═══ Textauszug
Kaiser Wilhelm lebt I: Barstraße und Barbrücke

Rings um den Dorfkern von Wilmersdorf, die Wilhelmsaue, gibt es eine Reihe von Straßen, die ihren Namen zu Ehren des „Heldenkaisers“ Wilhelm I. (1797-1888) erhalten haben. Das fängt schon mit der Wilhelmsaue selbst an, der Dorfstraße, die um 1874 patriotischerweise zur Wilhelmstraße wurde und dann 1888, wenige Tage nach des Kaisers Tod, zur poetisch anmutenden Wilhelmsaue. Andere Straßennamen erinnern an seine Taten aus der Zeit von 1814 bis 1870:

  • Befreiungskriege 1813-15: Barstraße; siehe dazu den Text unten.  (Auch die Brienner Straße nimmt Bezug auf die Befreiungskriege, u.zw. auf die Schlacht bei Brienne-le-Château 1814, jedoch ohne Beteiligung des späteren Kaisers; wird auch von französischer Seite als Sieg reklamiert.)
══════
═══ Datenauszug
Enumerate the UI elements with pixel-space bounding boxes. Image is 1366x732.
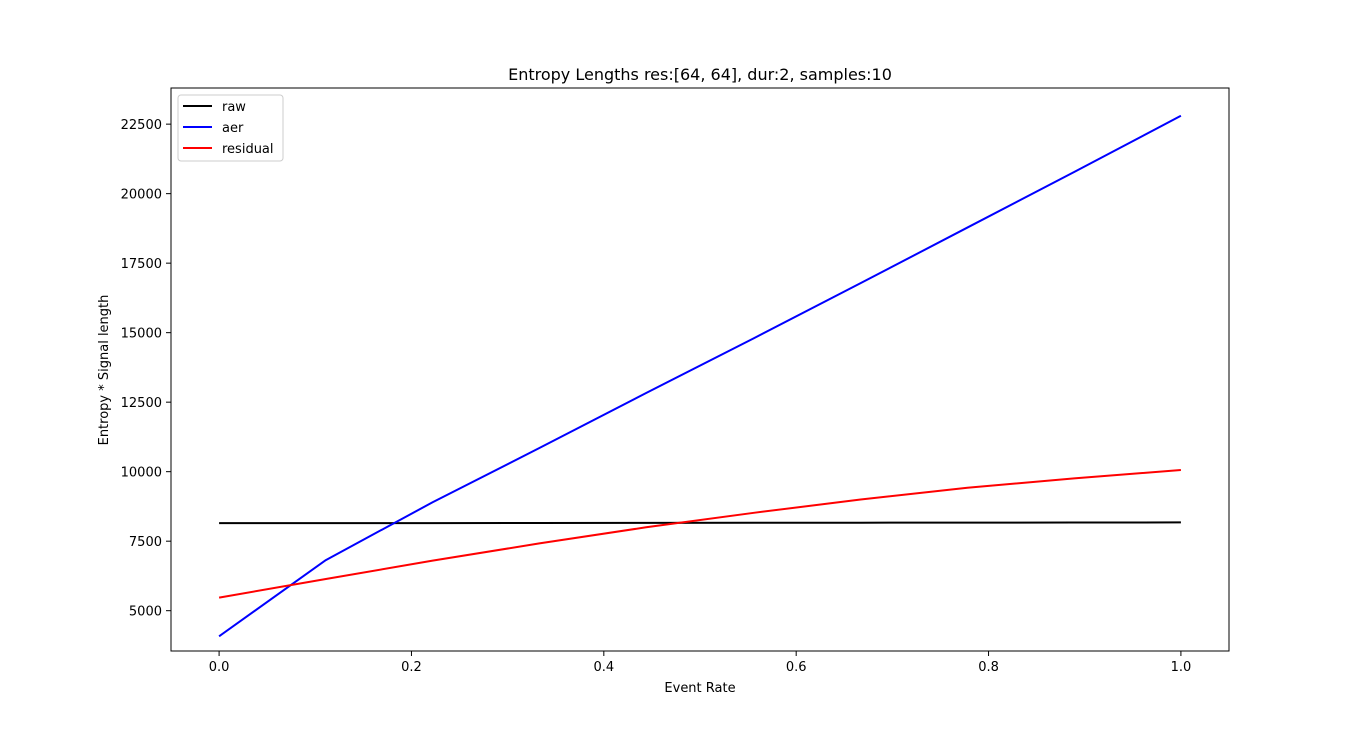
══════
Aufgabenliste =
a: Nennen Sie anhand des Textauszugs das Jahr, in dem die Dorfstraße den Namen Wilhelmsaue erhielt.
b: Prüfen Sie, ob die folgenden Aussagen mit dem Textauszug übereinstimmen, und belegen Sie jede Antwort mit einem wörtlichen Zitat: (i) Die Wilhelmsaue ist der Dorfkern von Wilmersdorf. (ii) Der spätere Kaiser war an der Schlacht bei Brienne-le-Château beteiligt. (iii) Um 1874 wurde die Dorfstraße zur Wilhelmstraße.
c: Schreiben Sie den Textauszug von „Kaiser Wilhelm lebt“ bis einschließlich „als Sieg reklamiert.)“ wortgetreu ab.

Lösungen =
a: 1888, wenige Tage nach dem Tod des Kaisers.

b:
(i) Ja: „Rings um den Dorfkern von Wilmersdorf, die Wilhelmsaue“
(ii) Nein: „jedoch ohne Beteiligung des späteren Kaisers“
(iii) Ja: „die um 1874 patriotischerweise zur Wilhelmstraße wurde“

c:
Kaiser Wilhelm lebt I: Barstraße und Barbrücke

Rings um den Dorfkern von Wilmersdorf, die Wilhelmsaue, gibt es eine Reihe von Straßen, die ihren Namen zu Ehren des „Heldenkaisers“ Wilhelm I. (1797-1888) erhalten haben. Das fängt schon mit der Wilhelmsaue selbst an, der Dorfstraße, die um 1874 patriotischerweise zur Wilhelmstraße wurde und dann 1888, wenige Tage nach des Kaisers Tod, zur poetisch anmutenden Wilhelmsaue. Andere Straßennamen erinnern an seine Taten aus der Zeit von 1814 bis 1870:

  • Befreiungskriege 1813-15: Barstraße; siehe dazu den Text unten.  (Auch die Brienner Straße nimmt Bezug auf die Befreiungskriege, u.zw. auf die Schlacht bei Brienne-le-Château 1814, jedoch ohne Beteiligung des späteren Kaisers; wird auch von französischer Seite als Sieg reklamiert.)